Identify all lines of the data containing the string "opatrní" and copy them.

....

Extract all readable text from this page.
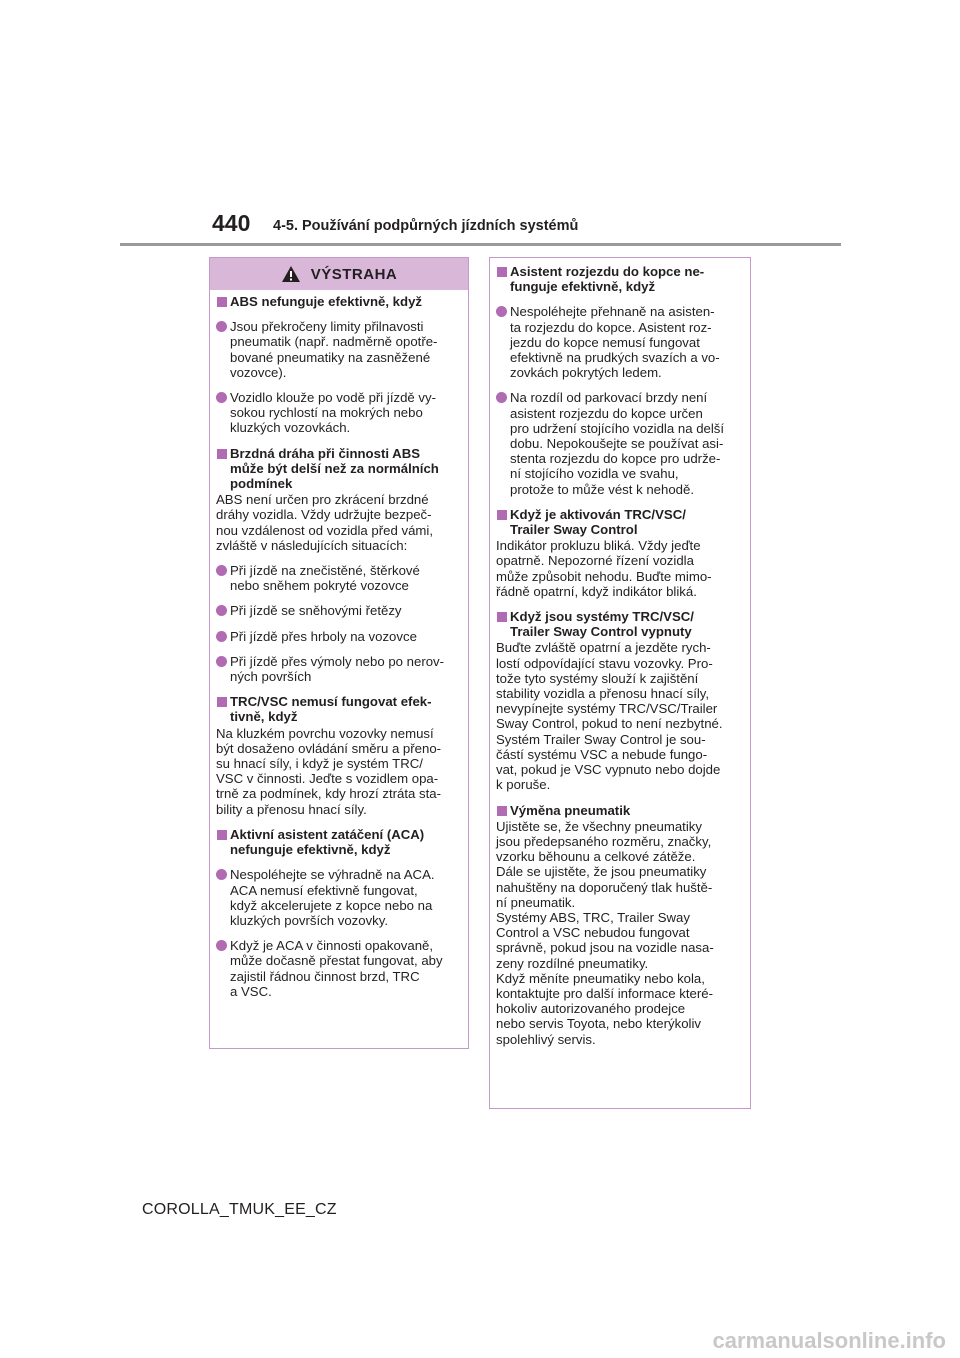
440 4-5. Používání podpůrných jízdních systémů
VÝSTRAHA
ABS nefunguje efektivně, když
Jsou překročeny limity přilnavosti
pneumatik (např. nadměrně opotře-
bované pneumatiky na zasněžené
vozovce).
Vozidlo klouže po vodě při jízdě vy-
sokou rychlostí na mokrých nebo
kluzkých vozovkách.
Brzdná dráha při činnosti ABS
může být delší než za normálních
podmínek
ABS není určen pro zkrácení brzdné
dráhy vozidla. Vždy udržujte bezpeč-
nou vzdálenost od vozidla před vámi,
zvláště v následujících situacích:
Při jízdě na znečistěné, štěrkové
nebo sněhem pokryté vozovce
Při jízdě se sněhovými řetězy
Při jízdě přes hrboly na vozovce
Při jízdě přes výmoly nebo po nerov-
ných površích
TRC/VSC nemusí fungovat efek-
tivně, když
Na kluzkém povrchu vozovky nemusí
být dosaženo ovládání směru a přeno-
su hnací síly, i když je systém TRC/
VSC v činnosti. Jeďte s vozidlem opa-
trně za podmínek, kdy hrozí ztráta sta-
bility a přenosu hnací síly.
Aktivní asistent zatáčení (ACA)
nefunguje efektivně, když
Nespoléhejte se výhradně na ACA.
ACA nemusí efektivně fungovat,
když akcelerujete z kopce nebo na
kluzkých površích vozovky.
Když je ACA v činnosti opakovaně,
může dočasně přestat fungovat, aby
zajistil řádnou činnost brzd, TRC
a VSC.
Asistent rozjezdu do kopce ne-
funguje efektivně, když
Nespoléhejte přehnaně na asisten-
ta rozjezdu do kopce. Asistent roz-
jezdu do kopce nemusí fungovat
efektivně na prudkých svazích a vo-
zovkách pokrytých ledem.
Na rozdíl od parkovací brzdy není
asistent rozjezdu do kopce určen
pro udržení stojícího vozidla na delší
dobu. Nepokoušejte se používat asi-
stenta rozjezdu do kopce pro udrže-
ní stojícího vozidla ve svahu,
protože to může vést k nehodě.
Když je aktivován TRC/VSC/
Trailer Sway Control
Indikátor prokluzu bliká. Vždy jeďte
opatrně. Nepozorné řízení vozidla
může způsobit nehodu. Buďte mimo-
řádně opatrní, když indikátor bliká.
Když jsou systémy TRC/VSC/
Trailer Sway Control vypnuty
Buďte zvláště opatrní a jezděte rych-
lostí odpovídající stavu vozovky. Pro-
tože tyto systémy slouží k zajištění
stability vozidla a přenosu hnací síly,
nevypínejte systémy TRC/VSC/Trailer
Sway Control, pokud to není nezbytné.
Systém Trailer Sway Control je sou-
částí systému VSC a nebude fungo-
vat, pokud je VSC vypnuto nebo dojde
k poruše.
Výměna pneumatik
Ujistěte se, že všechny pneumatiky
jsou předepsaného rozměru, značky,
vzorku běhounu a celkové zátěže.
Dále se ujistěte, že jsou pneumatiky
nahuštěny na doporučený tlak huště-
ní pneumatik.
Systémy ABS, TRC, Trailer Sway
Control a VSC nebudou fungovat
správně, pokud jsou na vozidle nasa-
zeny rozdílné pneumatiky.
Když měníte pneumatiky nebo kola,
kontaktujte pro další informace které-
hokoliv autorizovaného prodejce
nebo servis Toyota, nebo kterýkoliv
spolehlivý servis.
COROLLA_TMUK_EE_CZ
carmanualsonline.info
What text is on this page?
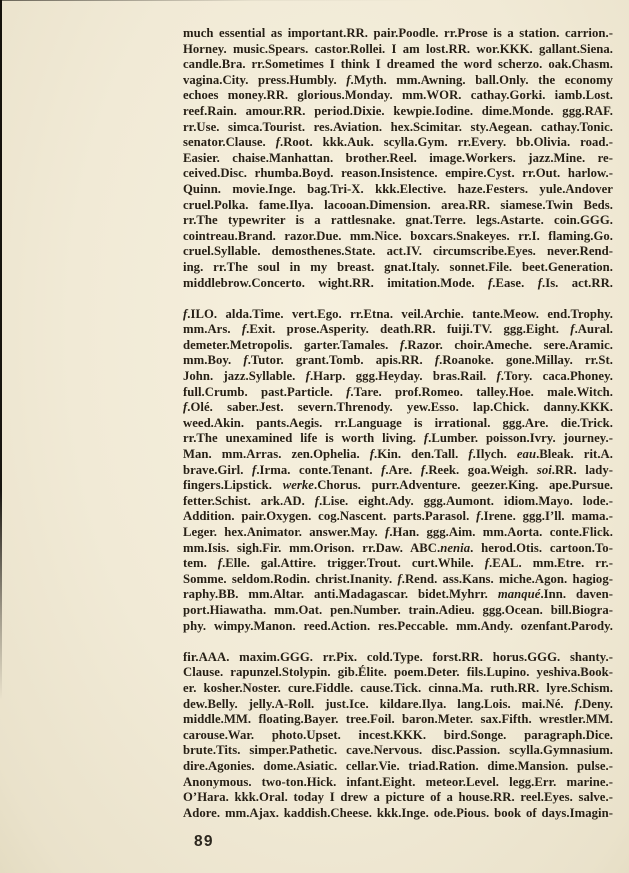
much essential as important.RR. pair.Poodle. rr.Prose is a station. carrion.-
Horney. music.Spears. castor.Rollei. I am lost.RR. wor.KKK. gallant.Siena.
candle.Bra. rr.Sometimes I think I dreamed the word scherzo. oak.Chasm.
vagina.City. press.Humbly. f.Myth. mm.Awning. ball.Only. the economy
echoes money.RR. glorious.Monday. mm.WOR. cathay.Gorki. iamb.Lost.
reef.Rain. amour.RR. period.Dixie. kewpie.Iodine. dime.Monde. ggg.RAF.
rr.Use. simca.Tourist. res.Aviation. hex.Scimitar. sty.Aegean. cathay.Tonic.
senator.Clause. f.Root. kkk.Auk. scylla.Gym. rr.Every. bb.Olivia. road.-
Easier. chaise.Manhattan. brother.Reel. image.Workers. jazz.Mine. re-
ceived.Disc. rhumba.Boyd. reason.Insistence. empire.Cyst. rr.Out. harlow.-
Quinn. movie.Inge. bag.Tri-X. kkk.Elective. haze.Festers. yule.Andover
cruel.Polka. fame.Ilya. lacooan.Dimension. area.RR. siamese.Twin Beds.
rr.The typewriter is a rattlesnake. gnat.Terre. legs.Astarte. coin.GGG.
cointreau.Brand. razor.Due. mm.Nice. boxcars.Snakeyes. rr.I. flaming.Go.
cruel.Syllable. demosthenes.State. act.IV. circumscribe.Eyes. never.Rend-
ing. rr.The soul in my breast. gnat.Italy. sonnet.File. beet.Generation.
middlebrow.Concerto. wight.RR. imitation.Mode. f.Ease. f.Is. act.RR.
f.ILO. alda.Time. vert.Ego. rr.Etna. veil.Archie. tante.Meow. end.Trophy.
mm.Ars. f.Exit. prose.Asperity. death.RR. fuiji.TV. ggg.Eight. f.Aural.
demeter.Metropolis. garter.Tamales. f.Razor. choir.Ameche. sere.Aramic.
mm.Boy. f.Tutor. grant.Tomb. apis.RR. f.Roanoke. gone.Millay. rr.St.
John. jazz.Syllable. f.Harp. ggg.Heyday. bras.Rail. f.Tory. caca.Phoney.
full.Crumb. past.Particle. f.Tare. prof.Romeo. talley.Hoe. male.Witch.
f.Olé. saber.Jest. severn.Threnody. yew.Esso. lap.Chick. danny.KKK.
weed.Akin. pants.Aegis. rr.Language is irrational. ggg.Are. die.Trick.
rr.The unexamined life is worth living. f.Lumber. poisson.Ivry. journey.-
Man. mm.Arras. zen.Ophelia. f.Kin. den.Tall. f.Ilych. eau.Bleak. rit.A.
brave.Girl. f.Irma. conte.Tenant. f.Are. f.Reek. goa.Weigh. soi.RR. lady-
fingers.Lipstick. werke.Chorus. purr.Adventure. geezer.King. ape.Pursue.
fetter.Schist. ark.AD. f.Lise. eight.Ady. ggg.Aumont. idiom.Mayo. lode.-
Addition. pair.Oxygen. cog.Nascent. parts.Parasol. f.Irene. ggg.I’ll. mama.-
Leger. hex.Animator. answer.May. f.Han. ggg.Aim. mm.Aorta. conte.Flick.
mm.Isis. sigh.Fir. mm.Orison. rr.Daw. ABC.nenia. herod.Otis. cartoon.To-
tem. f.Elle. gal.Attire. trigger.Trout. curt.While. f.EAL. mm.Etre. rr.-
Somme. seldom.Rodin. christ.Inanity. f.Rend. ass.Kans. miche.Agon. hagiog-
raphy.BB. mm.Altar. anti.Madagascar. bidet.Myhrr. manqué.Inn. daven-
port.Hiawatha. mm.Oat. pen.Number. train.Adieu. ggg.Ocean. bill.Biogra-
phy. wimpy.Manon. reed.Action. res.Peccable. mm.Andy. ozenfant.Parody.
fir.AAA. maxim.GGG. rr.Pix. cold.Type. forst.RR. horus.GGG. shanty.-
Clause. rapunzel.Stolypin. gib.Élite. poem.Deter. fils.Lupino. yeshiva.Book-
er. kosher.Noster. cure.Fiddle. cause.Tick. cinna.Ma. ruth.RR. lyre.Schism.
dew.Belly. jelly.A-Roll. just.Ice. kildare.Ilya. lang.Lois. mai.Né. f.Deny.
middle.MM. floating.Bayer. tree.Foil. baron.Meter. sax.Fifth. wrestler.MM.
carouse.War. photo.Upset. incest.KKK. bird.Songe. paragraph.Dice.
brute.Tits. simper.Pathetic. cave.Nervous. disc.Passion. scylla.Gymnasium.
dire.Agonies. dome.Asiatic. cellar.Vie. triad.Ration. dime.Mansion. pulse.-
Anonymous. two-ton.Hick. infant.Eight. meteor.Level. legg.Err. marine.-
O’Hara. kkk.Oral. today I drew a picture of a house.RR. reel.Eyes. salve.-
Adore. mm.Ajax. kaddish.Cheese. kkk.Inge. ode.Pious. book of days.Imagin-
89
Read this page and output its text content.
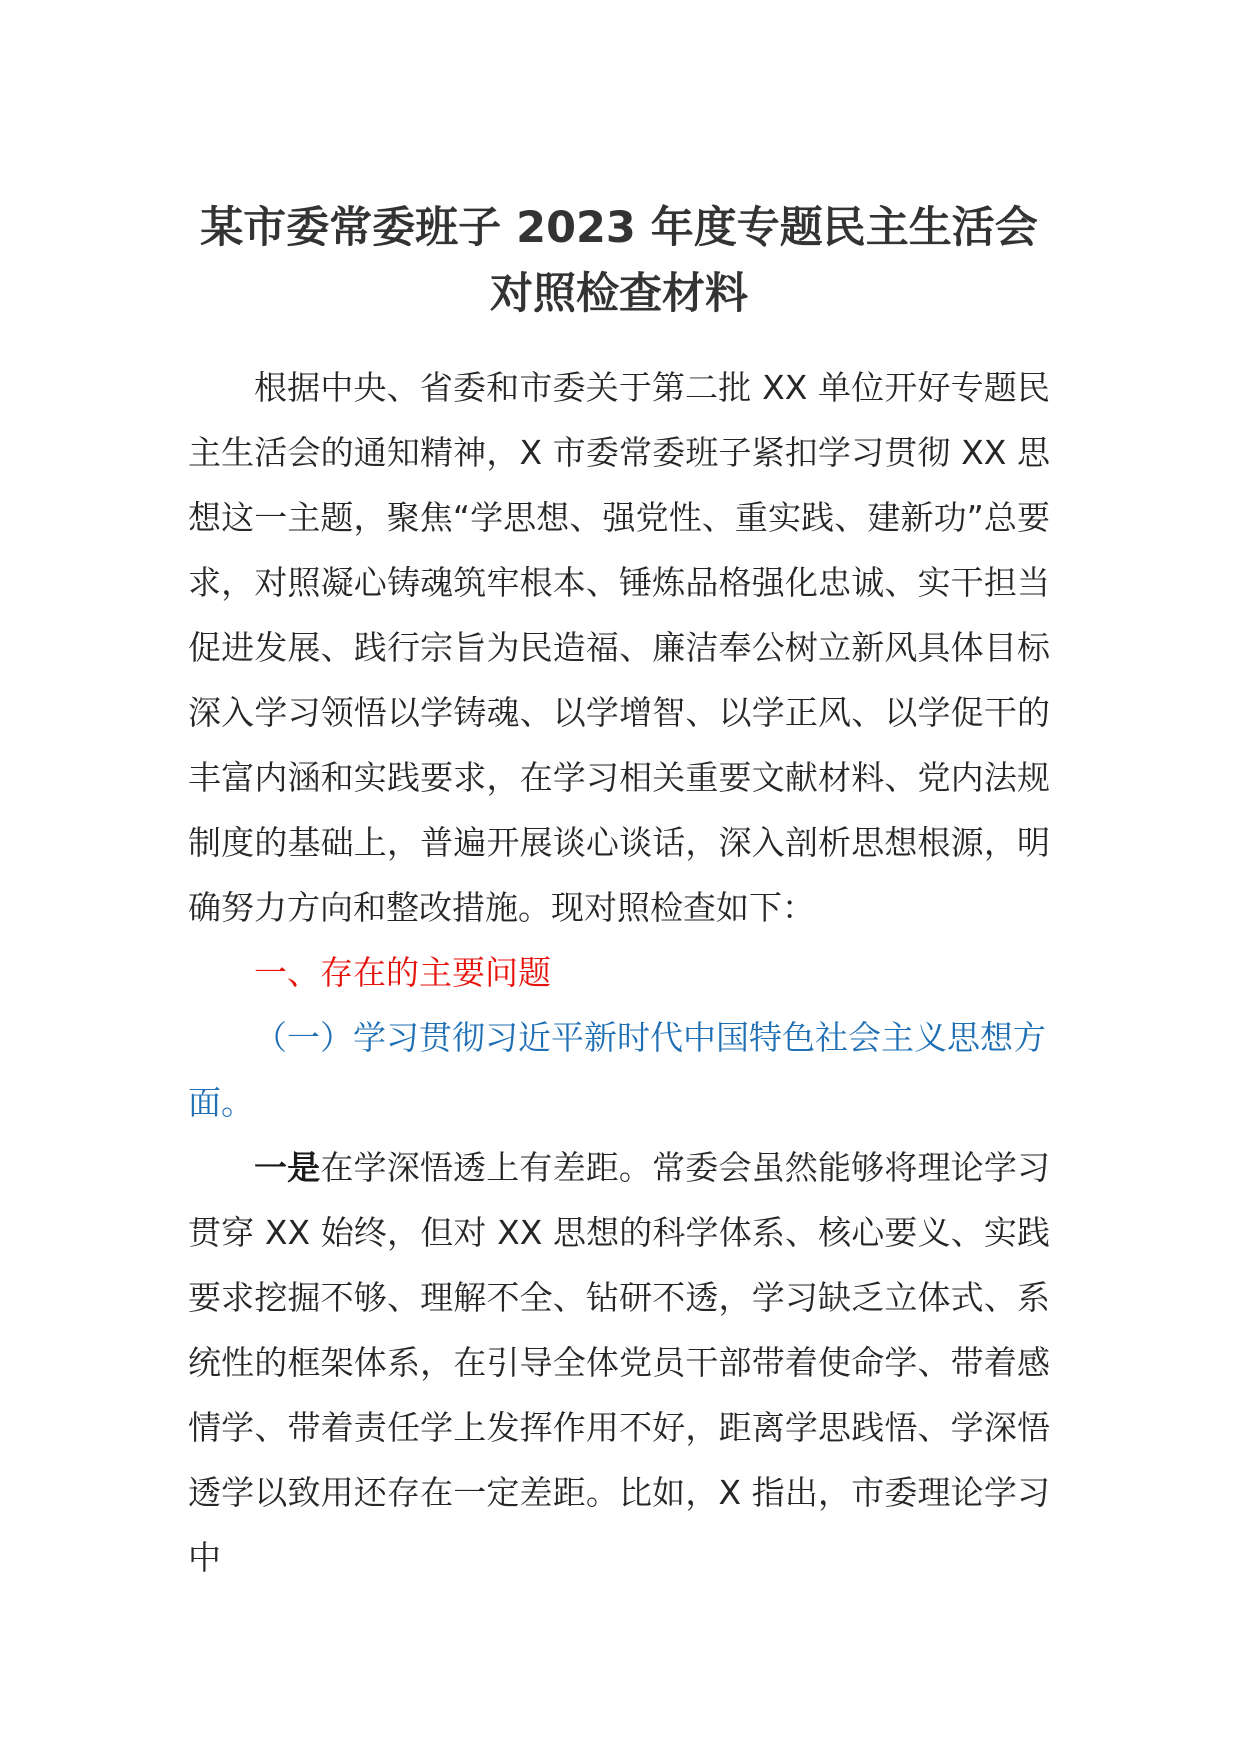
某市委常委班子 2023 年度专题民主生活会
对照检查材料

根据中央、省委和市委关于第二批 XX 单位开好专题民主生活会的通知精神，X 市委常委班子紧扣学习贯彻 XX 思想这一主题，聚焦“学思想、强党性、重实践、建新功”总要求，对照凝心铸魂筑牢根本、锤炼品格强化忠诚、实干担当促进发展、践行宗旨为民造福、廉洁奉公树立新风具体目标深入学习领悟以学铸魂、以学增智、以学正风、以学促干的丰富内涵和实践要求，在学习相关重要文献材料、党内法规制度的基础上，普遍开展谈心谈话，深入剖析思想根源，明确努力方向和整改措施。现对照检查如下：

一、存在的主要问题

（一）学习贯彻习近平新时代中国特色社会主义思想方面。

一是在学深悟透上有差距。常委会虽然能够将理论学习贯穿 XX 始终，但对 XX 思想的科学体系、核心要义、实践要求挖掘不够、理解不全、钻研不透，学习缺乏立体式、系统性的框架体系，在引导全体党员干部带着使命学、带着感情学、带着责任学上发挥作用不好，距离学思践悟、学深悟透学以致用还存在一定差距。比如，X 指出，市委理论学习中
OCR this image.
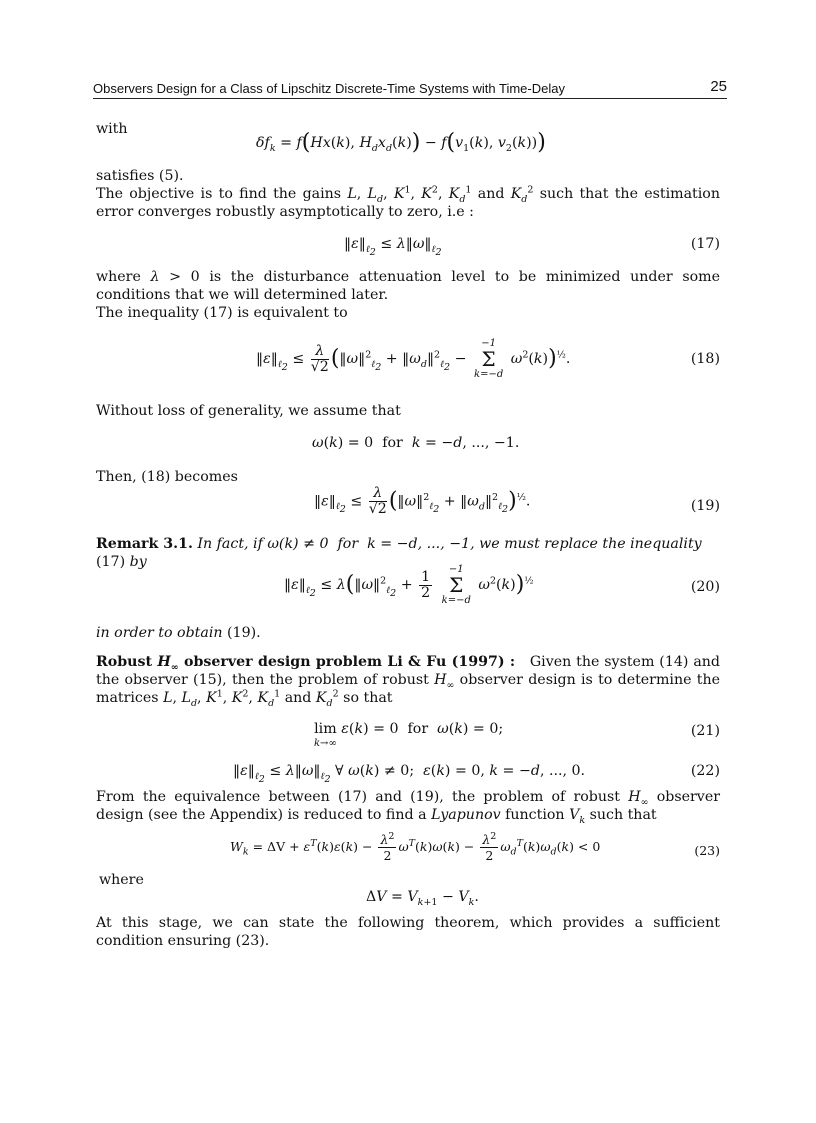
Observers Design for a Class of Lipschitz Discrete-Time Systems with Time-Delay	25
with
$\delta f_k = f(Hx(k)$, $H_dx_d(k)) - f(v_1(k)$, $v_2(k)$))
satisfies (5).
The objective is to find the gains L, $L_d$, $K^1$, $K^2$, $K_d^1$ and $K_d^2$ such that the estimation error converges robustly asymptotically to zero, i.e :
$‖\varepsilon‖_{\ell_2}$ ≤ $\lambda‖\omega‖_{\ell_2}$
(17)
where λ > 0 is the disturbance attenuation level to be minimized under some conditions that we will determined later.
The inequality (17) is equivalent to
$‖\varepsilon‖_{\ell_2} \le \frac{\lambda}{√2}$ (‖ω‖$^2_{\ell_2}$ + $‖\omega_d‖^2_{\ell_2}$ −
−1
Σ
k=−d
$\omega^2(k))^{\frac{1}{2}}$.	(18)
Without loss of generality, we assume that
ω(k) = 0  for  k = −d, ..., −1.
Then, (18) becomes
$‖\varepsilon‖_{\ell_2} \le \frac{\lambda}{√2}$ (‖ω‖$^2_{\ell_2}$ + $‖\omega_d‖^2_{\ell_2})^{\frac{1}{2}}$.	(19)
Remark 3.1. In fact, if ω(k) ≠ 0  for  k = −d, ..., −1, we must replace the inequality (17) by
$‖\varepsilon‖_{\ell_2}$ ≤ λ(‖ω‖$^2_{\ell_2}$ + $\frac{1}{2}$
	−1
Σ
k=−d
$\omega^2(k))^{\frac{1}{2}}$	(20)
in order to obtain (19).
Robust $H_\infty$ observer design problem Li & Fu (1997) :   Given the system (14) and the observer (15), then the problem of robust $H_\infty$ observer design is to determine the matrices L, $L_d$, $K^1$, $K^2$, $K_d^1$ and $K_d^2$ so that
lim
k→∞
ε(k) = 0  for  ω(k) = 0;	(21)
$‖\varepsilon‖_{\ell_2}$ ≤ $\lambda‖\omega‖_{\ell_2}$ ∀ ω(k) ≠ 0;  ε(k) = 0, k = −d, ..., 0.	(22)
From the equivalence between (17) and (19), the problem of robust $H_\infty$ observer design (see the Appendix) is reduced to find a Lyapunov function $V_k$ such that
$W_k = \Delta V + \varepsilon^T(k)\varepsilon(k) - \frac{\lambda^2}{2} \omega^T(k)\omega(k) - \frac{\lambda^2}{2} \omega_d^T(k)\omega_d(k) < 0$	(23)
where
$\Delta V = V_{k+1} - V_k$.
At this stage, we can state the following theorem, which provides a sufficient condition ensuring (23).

....

* The completed task
řádně opatrní, když indikátor bliká.
Buďte zvláště opatrní a jezděte rych-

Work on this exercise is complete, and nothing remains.